>> Start Dataset extract

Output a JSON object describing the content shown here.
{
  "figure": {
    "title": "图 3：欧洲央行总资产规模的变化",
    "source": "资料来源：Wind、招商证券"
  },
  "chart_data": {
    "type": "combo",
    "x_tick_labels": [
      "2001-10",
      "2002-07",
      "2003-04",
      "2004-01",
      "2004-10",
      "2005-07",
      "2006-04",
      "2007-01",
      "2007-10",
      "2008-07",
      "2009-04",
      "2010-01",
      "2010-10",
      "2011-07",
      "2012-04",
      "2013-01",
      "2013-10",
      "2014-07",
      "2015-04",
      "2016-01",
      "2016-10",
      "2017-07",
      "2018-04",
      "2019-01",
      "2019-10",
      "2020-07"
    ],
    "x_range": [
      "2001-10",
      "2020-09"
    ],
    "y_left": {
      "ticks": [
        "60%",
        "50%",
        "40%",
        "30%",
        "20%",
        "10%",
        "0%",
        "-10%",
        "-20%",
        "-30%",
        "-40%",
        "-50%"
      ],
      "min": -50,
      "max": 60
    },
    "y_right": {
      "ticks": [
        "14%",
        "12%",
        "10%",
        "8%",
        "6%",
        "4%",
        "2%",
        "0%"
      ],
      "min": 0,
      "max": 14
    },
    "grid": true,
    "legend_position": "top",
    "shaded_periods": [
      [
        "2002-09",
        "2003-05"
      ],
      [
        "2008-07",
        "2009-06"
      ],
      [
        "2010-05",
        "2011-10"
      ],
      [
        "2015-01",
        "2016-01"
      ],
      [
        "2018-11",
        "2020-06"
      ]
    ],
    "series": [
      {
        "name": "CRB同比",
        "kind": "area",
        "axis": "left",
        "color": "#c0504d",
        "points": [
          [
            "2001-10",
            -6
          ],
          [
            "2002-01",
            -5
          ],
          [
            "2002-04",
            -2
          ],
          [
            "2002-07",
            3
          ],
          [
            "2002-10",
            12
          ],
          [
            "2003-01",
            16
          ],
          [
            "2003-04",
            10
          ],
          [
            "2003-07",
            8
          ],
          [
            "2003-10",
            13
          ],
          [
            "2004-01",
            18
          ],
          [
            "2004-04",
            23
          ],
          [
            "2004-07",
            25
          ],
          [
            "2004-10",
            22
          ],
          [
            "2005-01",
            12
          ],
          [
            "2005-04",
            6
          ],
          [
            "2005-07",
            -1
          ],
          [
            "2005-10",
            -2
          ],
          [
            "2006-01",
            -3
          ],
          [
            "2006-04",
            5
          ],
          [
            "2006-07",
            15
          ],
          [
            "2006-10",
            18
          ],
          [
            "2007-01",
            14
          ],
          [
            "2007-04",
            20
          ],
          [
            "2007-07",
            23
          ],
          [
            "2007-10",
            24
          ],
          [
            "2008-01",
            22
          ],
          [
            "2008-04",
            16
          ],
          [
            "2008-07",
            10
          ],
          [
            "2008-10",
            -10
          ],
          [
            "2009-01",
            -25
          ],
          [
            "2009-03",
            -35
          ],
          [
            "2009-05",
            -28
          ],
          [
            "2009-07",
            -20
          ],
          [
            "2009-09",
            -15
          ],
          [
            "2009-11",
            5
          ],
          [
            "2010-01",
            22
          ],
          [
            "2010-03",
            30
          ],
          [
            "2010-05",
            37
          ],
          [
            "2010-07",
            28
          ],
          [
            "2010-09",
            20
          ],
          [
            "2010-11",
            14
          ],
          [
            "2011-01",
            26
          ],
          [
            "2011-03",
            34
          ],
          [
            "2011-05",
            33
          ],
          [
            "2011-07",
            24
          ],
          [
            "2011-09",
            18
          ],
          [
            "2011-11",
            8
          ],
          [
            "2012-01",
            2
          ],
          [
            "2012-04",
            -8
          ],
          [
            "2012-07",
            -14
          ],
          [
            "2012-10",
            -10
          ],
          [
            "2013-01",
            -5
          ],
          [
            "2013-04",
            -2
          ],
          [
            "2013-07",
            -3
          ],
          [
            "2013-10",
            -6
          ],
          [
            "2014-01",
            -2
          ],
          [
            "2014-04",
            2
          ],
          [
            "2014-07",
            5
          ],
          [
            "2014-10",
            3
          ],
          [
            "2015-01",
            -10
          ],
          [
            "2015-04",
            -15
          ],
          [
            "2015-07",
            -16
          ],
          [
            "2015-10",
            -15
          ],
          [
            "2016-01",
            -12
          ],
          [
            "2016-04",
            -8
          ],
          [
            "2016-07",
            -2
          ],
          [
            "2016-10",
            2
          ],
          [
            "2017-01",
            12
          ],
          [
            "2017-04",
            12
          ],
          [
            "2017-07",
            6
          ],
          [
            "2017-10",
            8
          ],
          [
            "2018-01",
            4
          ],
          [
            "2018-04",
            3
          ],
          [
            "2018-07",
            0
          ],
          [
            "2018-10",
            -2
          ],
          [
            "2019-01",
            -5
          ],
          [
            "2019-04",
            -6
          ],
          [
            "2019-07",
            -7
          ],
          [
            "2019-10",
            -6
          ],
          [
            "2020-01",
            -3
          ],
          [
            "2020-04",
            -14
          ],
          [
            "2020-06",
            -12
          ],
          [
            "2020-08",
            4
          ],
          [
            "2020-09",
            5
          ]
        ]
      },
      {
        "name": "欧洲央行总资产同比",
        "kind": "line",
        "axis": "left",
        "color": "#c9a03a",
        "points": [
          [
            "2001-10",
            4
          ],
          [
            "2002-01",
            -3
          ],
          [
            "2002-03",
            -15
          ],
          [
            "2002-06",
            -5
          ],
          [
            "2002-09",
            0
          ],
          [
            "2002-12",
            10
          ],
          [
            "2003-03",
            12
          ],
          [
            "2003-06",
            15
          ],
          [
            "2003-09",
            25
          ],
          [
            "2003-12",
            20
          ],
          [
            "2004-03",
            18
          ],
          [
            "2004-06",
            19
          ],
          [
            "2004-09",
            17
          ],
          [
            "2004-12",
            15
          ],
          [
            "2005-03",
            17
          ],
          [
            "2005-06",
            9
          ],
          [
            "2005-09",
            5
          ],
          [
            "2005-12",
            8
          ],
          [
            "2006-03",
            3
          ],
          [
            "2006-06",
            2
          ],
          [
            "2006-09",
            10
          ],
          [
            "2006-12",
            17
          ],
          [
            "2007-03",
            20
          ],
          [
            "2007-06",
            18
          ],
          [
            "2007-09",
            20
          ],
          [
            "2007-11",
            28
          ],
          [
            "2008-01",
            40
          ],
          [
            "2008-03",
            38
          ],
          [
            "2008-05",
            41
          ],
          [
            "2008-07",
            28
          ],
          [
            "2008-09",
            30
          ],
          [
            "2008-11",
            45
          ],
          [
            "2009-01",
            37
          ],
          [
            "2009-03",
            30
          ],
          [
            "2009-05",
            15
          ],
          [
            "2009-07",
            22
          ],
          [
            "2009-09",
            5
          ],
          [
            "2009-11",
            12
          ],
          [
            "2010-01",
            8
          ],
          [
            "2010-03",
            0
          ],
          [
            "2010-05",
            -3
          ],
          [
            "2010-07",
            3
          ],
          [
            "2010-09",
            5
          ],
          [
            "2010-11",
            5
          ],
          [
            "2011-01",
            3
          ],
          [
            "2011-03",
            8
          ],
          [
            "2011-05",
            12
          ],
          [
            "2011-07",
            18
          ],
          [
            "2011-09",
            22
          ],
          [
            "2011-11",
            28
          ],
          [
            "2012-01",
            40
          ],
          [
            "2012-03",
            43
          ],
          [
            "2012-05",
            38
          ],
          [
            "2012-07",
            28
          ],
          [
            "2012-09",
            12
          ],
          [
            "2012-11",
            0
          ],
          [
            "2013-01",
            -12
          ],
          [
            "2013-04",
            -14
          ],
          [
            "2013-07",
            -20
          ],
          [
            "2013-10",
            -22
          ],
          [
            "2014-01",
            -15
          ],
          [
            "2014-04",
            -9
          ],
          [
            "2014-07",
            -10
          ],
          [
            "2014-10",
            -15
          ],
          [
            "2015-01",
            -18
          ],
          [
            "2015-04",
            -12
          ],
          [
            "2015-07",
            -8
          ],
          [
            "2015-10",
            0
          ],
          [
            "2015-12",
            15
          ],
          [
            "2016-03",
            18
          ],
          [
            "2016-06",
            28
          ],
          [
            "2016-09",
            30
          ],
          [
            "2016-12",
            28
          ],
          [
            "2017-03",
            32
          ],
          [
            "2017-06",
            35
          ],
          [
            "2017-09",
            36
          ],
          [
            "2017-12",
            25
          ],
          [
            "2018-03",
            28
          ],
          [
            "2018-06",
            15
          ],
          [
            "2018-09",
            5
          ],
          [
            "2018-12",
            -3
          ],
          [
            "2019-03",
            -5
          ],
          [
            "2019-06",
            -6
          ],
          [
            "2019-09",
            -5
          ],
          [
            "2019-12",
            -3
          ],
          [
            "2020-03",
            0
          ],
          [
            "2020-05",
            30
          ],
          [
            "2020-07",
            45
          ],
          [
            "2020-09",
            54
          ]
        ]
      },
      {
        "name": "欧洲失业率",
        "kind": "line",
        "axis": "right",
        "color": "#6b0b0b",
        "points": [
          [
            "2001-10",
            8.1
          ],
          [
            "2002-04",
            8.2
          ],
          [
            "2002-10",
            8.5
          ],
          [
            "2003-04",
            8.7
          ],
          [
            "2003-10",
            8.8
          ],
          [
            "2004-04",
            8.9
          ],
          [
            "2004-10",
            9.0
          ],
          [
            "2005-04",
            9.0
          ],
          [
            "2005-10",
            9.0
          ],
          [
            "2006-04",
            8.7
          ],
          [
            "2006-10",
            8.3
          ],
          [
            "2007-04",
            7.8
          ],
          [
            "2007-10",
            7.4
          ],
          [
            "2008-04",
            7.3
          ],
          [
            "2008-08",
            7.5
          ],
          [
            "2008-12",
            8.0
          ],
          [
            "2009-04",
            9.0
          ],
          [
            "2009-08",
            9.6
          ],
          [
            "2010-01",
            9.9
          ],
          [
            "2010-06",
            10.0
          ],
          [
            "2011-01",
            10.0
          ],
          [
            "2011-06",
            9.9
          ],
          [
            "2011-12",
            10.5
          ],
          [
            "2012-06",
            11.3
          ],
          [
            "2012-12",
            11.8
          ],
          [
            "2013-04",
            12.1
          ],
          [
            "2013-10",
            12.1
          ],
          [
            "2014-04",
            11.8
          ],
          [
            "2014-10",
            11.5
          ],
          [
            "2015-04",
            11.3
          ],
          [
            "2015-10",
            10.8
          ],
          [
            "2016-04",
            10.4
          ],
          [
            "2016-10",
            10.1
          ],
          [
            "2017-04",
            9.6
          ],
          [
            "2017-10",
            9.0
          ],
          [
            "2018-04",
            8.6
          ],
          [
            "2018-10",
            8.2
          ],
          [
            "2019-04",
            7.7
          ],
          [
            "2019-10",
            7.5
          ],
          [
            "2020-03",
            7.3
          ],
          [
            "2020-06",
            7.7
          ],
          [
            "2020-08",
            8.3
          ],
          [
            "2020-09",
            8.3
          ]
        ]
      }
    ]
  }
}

>> End Dataset extract

Every line above that contains the word "name" should be reported.

Exercise solution -
        "name": "CRB同比",
        "name": "欧洲央行总资产同比",
        "name": "欧洲失业率",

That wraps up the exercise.